**Task statement:** Reproduce exactly the lines from the one containing "Parse this screenshot: output" through the last line of the records below, both included. Leave out any pictures.
::: Data for this task :::
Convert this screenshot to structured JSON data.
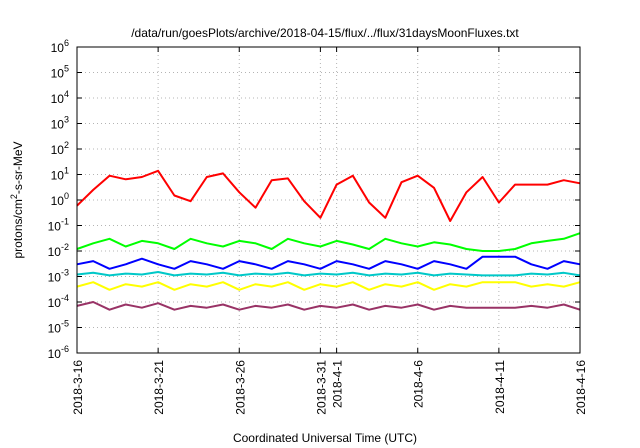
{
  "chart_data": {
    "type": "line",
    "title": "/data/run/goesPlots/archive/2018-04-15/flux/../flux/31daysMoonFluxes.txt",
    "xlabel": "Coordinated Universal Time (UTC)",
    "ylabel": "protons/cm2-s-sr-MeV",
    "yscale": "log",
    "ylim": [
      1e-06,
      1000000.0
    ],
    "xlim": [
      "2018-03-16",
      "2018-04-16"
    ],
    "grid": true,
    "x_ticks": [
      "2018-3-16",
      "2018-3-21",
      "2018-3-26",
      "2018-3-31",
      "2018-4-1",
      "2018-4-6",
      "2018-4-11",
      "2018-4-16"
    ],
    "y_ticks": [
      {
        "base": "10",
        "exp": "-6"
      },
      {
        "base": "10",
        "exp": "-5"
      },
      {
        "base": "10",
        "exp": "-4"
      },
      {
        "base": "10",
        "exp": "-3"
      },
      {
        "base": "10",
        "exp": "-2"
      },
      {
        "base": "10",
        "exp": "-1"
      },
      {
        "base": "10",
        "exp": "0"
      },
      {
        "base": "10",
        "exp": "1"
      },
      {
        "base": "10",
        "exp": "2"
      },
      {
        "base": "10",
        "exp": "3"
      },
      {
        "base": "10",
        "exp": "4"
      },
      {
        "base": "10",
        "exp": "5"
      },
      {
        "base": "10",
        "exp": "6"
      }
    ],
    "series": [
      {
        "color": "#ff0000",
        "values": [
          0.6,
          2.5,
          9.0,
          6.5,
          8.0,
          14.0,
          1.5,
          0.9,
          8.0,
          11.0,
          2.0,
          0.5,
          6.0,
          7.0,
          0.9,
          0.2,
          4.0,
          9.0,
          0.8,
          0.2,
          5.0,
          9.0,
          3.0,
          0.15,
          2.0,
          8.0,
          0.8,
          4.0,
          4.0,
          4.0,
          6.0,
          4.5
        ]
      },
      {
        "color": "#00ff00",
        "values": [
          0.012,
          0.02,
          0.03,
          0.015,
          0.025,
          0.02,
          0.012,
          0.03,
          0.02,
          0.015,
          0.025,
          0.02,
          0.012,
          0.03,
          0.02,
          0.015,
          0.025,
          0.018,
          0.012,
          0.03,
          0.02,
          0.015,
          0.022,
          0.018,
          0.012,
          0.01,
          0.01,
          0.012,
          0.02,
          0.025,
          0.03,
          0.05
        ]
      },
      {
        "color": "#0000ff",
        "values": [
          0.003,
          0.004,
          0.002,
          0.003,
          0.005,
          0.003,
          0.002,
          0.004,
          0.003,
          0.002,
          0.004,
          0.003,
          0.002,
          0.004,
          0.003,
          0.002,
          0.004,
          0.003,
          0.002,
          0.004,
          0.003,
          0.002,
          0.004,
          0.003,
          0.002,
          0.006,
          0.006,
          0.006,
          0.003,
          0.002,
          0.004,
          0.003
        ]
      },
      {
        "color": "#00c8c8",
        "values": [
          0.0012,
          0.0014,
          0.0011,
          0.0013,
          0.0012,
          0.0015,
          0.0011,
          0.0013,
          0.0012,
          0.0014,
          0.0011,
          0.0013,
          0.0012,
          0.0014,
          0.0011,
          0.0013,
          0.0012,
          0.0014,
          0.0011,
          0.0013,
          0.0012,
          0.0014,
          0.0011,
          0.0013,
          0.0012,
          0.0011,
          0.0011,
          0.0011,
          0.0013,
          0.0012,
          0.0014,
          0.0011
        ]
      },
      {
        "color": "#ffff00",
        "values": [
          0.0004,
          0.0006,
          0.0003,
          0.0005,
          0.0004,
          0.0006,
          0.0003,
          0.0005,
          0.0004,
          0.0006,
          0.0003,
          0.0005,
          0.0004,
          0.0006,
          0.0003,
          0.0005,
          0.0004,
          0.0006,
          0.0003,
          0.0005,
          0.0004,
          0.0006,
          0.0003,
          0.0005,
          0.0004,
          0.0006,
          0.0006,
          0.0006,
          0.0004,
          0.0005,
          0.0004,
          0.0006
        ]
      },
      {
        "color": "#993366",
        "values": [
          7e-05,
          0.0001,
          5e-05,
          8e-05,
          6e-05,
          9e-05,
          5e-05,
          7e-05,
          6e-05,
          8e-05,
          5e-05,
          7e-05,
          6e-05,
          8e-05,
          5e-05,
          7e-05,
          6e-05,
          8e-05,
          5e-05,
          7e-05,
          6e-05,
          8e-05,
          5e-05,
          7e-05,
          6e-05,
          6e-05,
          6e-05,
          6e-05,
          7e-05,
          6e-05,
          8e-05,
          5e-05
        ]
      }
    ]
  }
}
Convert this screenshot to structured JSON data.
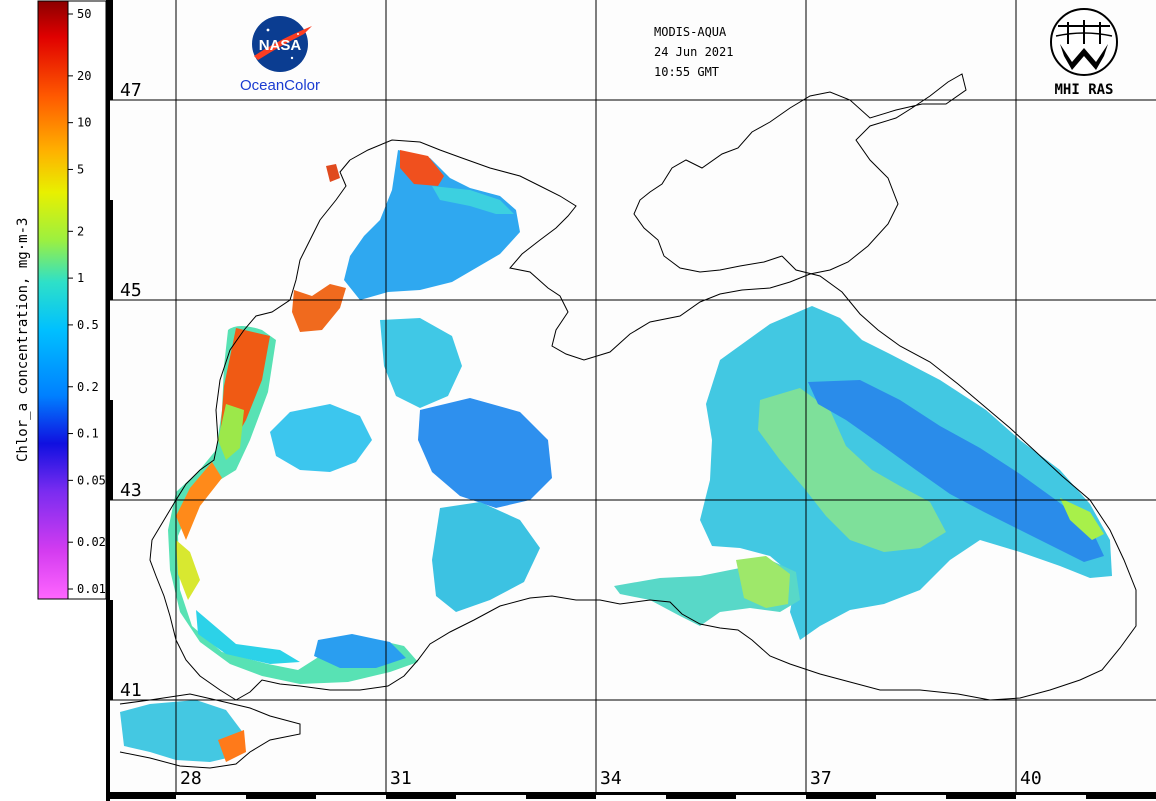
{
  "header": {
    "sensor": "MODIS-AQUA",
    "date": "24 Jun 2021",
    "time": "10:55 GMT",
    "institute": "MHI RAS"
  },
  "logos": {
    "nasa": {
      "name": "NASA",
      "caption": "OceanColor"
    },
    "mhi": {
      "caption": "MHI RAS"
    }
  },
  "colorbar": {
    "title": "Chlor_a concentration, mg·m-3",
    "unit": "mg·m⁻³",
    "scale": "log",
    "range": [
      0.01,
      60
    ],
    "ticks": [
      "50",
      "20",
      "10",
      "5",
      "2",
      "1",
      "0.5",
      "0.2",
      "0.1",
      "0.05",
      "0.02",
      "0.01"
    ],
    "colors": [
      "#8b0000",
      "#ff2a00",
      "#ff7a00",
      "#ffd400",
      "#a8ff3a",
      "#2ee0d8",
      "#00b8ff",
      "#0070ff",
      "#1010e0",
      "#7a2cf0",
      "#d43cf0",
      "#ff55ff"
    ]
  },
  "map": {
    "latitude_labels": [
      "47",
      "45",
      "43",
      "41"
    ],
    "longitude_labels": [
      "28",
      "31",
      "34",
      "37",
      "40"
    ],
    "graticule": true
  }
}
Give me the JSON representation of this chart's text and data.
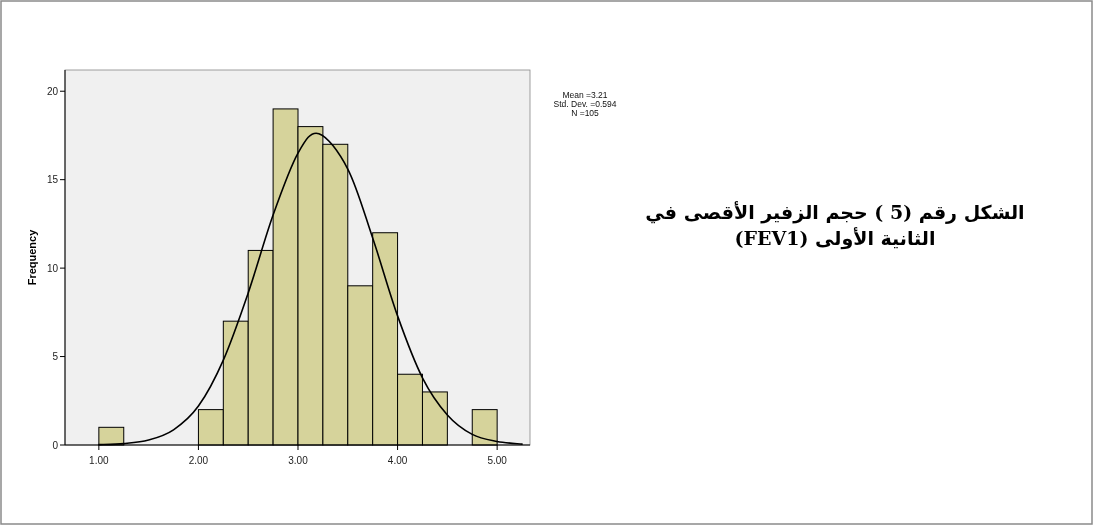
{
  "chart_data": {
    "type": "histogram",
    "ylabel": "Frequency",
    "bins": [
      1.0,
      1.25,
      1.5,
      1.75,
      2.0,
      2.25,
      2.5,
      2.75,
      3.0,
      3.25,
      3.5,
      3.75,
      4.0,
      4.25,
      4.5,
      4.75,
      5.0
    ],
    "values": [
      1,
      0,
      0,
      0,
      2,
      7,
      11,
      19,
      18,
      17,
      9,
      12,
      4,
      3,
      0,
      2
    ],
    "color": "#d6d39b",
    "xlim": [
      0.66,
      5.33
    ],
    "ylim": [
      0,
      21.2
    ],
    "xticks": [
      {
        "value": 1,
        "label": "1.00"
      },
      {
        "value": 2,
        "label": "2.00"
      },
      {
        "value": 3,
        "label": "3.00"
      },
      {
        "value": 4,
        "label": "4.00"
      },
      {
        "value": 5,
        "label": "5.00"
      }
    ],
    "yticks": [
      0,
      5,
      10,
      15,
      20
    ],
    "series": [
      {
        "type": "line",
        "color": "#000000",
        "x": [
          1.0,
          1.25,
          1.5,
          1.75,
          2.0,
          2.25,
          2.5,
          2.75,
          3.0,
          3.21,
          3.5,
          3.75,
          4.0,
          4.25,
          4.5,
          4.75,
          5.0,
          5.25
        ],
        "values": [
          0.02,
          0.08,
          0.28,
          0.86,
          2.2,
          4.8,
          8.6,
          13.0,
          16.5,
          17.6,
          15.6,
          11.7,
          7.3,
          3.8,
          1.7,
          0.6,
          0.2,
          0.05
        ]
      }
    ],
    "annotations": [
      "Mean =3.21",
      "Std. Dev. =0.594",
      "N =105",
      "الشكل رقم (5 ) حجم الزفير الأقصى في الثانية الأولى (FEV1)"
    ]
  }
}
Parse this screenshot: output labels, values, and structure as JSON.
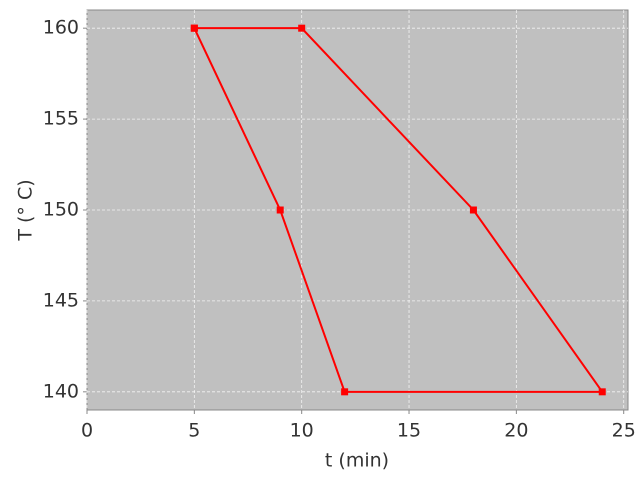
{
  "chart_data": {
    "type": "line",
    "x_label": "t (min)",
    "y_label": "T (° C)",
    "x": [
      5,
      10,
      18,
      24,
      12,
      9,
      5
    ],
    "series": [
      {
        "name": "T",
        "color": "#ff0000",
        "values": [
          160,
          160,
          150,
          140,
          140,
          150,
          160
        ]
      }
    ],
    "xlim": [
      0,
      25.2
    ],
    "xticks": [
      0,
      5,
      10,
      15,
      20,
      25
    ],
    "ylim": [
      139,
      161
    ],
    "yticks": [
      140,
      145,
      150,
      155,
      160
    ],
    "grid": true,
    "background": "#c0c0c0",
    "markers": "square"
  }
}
:::
**Written reply:**
Parse this screenshot: output labels, values, and structure as JSON.
{
  "chart_data": {
    "type": "line",
    "x_label": "t (min)",
    "y_label": "T (° C)",
    "x": [
      5,
      10,
      18,
      24,
      12,
      9,
      5
    ],
    "series": [
      {
        "name": "T",
        "color": "#ff0000",
        "values": [
          160,
          160,
          150,
          140,
          140,
          150,
          160
        ]
      }
    ],
    "xlim": [
      0,
      25.2
    ],
    "xticks": [
      0,
      5,
      10,
      15,
      20,
      25
    ],
    "ylim": [
      139,
      161
    ],
    "yticks": [
      140,
      145,
      150,
      155,
      160
    ],
    "grid": true,
    "background": "#c0c0c0",
    "markers": "square"
  }
}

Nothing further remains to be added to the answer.